[REQUIREMENT] Reproduce the listing below verbatim.

[PROVIDED ENTRIES]
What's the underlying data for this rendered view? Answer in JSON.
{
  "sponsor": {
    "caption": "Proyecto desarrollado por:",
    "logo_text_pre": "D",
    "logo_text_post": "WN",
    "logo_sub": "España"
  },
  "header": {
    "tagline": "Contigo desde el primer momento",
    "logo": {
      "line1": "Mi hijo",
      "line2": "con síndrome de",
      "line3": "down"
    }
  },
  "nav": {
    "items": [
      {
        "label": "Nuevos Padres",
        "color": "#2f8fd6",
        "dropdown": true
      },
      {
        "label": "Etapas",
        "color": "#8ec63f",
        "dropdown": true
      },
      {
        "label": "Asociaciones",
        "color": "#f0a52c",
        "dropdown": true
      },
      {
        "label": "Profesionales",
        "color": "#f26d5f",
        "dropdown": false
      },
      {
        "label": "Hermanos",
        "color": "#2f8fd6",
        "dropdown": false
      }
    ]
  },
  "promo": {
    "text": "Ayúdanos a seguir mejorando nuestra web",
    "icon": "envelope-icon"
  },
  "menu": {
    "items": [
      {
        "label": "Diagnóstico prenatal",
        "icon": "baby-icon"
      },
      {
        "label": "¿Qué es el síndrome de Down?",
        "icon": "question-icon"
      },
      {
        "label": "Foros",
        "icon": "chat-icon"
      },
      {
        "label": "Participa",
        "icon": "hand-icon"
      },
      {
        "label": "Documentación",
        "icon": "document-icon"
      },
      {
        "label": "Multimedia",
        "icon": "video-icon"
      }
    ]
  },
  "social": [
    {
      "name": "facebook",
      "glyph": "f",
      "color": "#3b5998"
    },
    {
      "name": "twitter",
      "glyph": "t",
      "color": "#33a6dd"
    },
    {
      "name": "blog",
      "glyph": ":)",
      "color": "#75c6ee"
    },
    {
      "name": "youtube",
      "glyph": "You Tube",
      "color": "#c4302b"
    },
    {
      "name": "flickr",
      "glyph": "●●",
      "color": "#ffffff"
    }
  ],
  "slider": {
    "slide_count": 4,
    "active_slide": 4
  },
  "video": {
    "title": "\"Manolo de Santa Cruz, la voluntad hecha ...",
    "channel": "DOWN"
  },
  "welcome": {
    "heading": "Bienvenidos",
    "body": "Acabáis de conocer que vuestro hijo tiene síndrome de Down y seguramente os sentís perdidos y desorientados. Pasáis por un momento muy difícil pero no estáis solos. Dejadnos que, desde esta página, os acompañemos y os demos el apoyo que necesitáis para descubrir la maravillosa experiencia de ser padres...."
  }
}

[TASK RESULT]
What's the underlying data for this rendered view? Answer in JSON.
{
  "sponsor": {
    "caption": "Proyecto desarrollado por:",
    "logo_text_pre": "D",
    "logo_text_post": "WN",
    "logo_sub": "España"
  },
  "header": {
    "tagline": "Contigo desde el primer momento",
    "logo": {
      "line1": "Mi hijo",
      "line2": "con síndrome de",
      "line3": "down"
    }
  },
  "nav": {
    "items": [
      {
        "label": "Nuevos Padres",
        "color": "#2f8fd6",
        "dropdown": true
      },
      {
        "label": "Etapas",
        "color": "#8ec63f",
        "dropdown": true
      },
      {
        "label": "Asociaciones",
        "color": "#f0a52c",
        "dropdown": true
      },
      {
        "label": "Profesionales",
        "color": "#f26d5f",
        "dropdown": false
      },
      {
        "label": "Hermanos",
        "color": "#2f8fd6",
        "dropdown": false
      }
    ]
  },
  "promo": {
    "text": "Ayúdanos a seguir mejorando nuestra web",
    "icon": "envelope-icon"
  },
  "menu": {
    "items": [
      {
        "label": "Diagnóstico prenatal",
        "icon": "baby-icon"
      },
      {
        "label": "¿Qué es el síndrome de Down?",
        "icon": "question-icon"
      },
      {
        "label": "Foros",
        "icon": "chat-icon"
      },
      {
        "label": "Participa",
        "icon": "hand-icon"
      },
      {
        "label": "Documentación",
        "icon": "document-icon"
      },
      {
        "label": "Multimedia",
        "icon": "video-icon"
      }
    ]
  },
  "social": [
    {
      "name": "facebook",
      "glyph": "f",
      "color": "#3b5998"
    },
    {
      "name": "twitter",
      "glyph": "t",
      "color": "#33a6dd"
    },
    {
      "name": "blog",
      "glyph": ":)",
      "color": "#75c6ee"
    },
    {
      "name": "youtube",
      "glyph": "You Tube",
      "color": "#c4302b"
    },
    {
      "name": "flickr",
      "glyph": "●●",
      "color": "#ffffff"
    }
  ],
  "slider": {
    "slide_count": 4,
    "active_slide": 4
  },
  "video": {
    "title": "\"Manolo de Santa Cruz, la voluntad hecha ...",
    "channel": "DOWN"
  },
  "welcome": {
    "heading": "Bienvenidos",
    "body": "Acabáis de conocer que vuestro hijo tiene síndrome de Down y seguramente os sentís perdidos y desorientados. Pasáis por un momento muy difícil pero no estáis solos. Dejadnos que, desde esta página, os acompañemos y os demos el apoyo que necesitáis para descubrir la maravillosa experiencia de ser padres...."
  }
}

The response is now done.